**ЗАДАНИЯ**
(a) Перескажите короче абзац текста о похоронах в Непале, начинающийся словами «По индуистским законам», и сохраните его основные факты.
(b) Продолжите текст о похоронах в Непале после его последнего предложения.

**ИЗВЛЕЧЁННЫЙ ТЕКСТ**
На каменной плите, на самом краю берега реки Багмати, стояли легкие бамбуковые носилки, если только так можно назвать две палки, переплетенные между собой веревками. На этих носилках лежал труп старика. Несколько человек довольно быстро снимали с него одежду, оставив только белый саван. Затем сын умершего, юноша лет шестнадцати-семнадцати, по указанию священника разделся донага и, оставив одежду на берегу, полез в воду. Река в зимнее время, как и все реки Непала, была неглубокой, и юноше пришлось нагибаться, чтобы зачерпнуть воду. Он смочил голову и вылез на берег. К нему подошел парикмахер и начал бритвой в виде сапожного ножа сбривать волосы с головы, оставив только маленький хохолок на макушке — знак принадлежности к индуизму. Потом обрил брови, бороду и усы. Юноша очень сильно замерз, так как к вечеру обычно бывает прохладно. Он дрожал, как осиновый лист, и лязг зубов был слышен даже нам, хотя мы и стояли довольно далеко от процессии. После этого юноша вторично полез в воду, дрожа еще больше от холода и страха. Он вымыл, конечно без мыла, обритую голову, брови и лицо, смочил плечи и руки, затем несколько раз окунулся и мокрый вылез на берег, где сел на корточки, наблюдая за похоронной процедурой. И хотя к этому моменту юноша был уже давно подготовлен, он все же испуганно смотрел по сторонам, ожидая очередных указаний брахмана[4]
.По индуистским законам человек не должен умирать в своем доме, так как «его дух останется в нем и будет вечно жить, как привидение». Умирающего выносят еще живого во двор дома, а если идет дождь, то на закрытую веранду и кладут на войлок — рари. Иногда безнадежно больного человека выносят на берег реки Багмати и кладут на каменные плиты под навес — арджегхат. Диагноз о безнадежности больного ставит зачастую местный знахарь, так как до сих пор в стране очень мало врачей. Под арджегхатом больной лежит и ждет своей смерти. Родные за ним ухаживают и круглосуточно дежурят, усиленно кормят, поят и выполняют все его желания и капризы. Бывает иногда так, что больной выздоравливает, и, к радости всей семьи, его несут обратно в дом.

**ЗАПИСИ ДЛЯ ПРОСМОТРА**
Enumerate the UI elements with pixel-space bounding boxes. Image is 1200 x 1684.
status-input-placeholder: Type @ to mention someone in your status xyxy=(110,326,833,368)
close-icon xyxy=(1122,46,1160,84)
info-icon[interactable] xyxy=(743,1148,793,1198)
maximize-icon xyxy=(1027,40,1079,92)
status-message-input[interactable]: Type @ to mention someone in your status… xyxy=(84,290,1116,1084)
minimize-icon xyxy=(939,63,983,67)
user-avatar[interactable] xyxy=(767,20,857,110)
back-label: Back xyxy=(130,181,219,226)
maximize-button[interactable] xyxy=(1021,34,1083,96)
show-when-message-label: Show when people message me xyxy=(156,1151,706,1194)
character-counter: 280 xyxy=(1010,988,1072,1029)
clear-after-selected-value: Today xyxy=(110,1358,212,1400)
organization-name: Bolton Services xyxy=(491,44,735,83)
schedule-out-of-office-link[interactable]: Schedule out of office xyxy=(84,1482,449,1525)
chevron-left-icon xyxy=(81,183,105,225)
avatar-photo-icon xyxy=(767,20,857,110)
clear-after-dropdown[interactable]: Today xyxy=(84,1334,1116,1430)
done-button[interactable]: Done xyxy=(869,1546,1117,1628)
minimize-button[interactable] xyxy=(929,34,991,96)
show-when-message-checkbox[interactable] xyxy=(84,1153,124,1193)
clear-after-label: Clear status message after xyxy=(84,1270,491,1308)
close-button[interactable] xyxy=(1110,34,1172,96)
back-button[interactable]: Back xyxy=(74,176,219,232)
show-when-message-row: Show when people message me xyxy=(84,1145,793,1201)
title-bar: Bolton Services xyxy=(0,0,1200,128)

**ОТВЕТЫ К ЗАДАНИЯМ**
(a) По индуистским законам человек не должен умирать в своём доме, иначе его дух останется там как привидение. Поэтому умирающего ещё живым выносят во двор или, если идёт дождь, на закрытую веранду и кладут на войлок (рари). Иногда безнадёжного больного относят на берег Багмати под навес (арджегхат). Безнадёжность больного часто определяет знахарь, потому что врачей в стране мало. Пока больной ждёт смерти, родные круглосуточно дежурят возле него, кормят, поят и исполняют все его желания. Если больной выздоравливает, его с радостью несут обратно домой.

(b)
После обливания трупа речной водой ему на грудь положили чжаннапатрику, нечто вроде нашего свидетельства о рождении, в котором астрологи по звездам и планетам определяют имя, год и день рождения человека, а вместе с ним и синдур — маленькую баночку, представляющую собой самую дорогую вещь для замужней женщины. Синдур — это символ верности и семейного счастья. Когда в Непале девушка выходит замуж, жених преподносит невесте вместо обручального кольца синдур, наполненный до краев красной краской, и собственноручно замазывает этой краской пробор на голове невесты. С этого момента она становится его женой. В дальнейшем она уже сама ежедневно накладывает себе краску и сама покупает ее. Но на протяжении всей супружеской жизни эта баночка, которую ей в момент свадьбы подарил муж, хранится с особой бережностью. На дне ее всегда должно остаться немного той краски, которую она получила от своего избранника в день свадьбы.
Вслед за синдуром на грудь покойного положили разломанный чура — неснимаемый любимый браслет жены, и потэ — бусы с золотым брелком — украшение замужней женщины, которое дарит ей муж. Кстати, сейчас эти бусы из-за боязни нападения разбойников носят только во время непальского женского праздника, называемого тиз (тидж). Все эти вещи были положены на грудь умершего мужской рукой, так как женщина, будь это даже жена или мать, не имеет права присутствовать при похоронах.
Но я отвлекся. Вернемся опять к храму Пашупатинатх и к юноше, у которого умер отец.